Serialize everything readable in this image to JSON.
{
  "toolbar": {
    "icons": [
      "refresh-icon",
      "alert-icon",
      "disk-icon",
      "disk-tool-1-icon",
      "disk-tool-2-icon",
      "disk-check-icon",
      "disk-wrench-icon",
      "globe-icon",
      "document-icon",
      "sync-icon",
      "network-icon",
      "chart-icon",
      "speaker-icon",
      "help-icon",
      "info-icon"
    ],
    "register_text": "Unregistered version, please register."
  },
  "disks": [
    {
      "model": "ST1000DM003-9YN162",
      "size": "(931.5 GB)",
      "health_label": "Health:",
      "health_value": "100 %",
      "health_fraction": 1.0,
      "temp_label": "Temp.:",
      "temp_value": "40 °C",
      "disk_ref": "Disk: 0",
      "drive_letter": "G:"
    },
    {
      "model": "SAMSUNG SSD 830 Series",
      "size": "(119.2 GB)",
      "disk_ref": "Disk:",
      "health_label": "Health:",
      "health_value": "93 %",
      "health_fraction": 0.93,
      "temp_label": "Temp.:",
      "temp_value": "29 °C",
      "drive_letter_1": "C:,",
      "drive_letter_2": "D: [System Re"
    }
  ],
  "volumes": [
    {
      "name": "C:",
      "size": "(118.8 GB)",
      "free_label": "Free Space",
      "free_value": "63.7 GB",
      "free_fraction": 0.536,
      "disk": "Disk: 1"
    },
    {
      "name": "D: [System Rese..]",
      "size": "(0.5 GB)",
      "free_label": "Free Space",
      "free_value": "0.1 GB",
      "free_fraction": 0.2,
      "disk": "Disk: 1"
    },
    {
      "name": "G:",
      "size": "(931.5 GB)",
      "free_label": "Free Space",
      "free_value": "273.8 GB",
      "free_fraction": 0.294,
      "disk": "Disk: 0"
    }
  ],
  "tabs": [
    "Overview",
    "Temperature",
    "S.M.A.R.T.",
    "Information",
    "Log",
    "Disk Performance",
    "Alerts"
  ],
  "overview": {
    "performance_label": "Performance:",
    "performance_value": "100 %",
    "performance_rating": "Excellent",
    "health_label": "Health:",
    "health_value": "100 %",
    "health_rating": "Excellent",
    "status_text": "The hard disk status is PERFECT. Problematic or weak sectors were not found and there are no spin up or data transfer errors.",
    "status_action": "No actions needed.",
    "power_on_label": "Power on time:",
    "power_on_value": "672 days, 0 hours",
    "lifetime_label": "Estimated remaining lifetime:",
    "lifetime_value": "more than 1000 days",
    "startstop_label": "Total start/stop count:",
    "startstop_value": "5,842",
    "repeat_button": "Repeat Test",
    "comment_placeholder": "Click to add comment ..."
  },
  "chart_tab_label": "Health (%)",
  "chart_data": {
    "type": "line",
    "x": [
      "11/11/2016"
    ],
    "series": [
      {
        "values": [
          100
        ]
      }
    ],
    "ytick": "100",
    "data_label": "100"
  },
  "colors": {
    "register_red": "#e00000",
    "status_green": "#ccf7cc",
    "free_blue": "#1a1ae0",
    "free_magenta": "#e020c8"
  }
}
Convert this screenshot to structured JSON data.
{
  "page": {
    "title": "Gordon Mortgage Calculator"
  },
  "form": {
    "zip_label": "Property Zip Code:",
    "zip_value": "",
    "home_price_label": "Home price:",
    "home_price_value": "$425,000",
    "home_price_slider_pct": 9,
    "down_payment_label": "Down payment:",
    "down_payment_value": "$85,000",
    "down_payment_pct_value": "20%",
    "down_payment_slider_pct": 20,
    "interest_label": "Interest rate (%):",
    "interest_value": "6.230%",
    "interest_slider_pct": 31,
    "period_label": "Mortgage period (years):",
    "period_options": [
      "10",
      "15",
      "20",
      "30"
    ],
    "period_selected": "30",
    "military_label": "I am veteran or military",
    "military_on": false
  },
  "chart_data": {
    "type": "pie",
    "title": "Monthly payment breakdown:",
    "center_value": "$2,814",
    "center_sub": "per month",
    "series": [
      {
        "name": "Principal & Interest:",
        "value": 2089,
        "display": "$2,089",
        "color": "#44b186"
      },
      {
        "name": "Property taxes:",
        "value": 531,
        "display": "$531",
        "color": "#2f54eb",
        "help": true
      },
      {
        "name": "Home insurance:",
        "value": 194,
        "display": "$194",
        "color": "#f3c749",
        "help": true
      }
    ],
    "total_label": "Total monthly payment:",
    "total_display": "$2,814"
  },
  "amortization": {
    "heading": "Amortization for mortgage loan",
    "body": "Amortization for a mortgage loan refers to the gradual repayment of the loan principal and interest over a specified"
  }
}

**What you will do:**
Repeat exactly the lines above, starting with the line that contains "Convert this screenshot" and ending with the last line, both included, and nothing else.

**Exercise response:**
Convert this screenshot to structured JSON data.
{
  "page": {
    "title": "Gordon Mortgage Calculator"
  },
  "form": {
    "zip_label": "Property Zip Code:",
    "zip_value": "",
    "home_price_label": "Home price:",
    "home_price_value": "$425,000",
    "home_price_slider_pct": 9,
    "down_payment_label": "Down payment:",
    "down_payment_value": "$85,000",
    "down_payment_pct_value": "20%",
    "down_payment_slider_pct": 20,
    "interest_label": "Interest rate (%):",
    "interest_value": "6.230%",
    "interest_slider_pct": 31,
    "period_label": "Mortgage period (years):",
    "period_options": [
      "10",
      "15",
      "20",
      "30"
    ],
    "period_selected": "30",
    "military_label": "I am veteran or military",
    "military_on": false
  },
  "chart_data": {
    "type": "pie",
    "title": "Monthly payment breakdown:",
    "center_value": "$2,814",
    "center_sub": "per month",
    "series": [
      {
        "name": "Principal & Interest:",
        "value": 2089,
        "display": "$2,089",
        "color": "#44b186"
      },
      {
        "name": "Property taxes:",
        "value": 531,
        "display": "$531",
        "color": "#2f54eb",
        "help": true
      },
      {
        "name": "Home insurance:",
        "value": 194,
        "display": "$194",
        "color": "#f3c749",
        "help": true
      }
    ],
    "total_label": "Total monthly payment:",
    "total_display": "$2,814"
  },
  "amortization": {
    "heading": "Amortization for mortgage loan",
    "body": "Amortization for a mortgage loan refers to the gradual repayment of the loan principal and interest over a specified"
  }
}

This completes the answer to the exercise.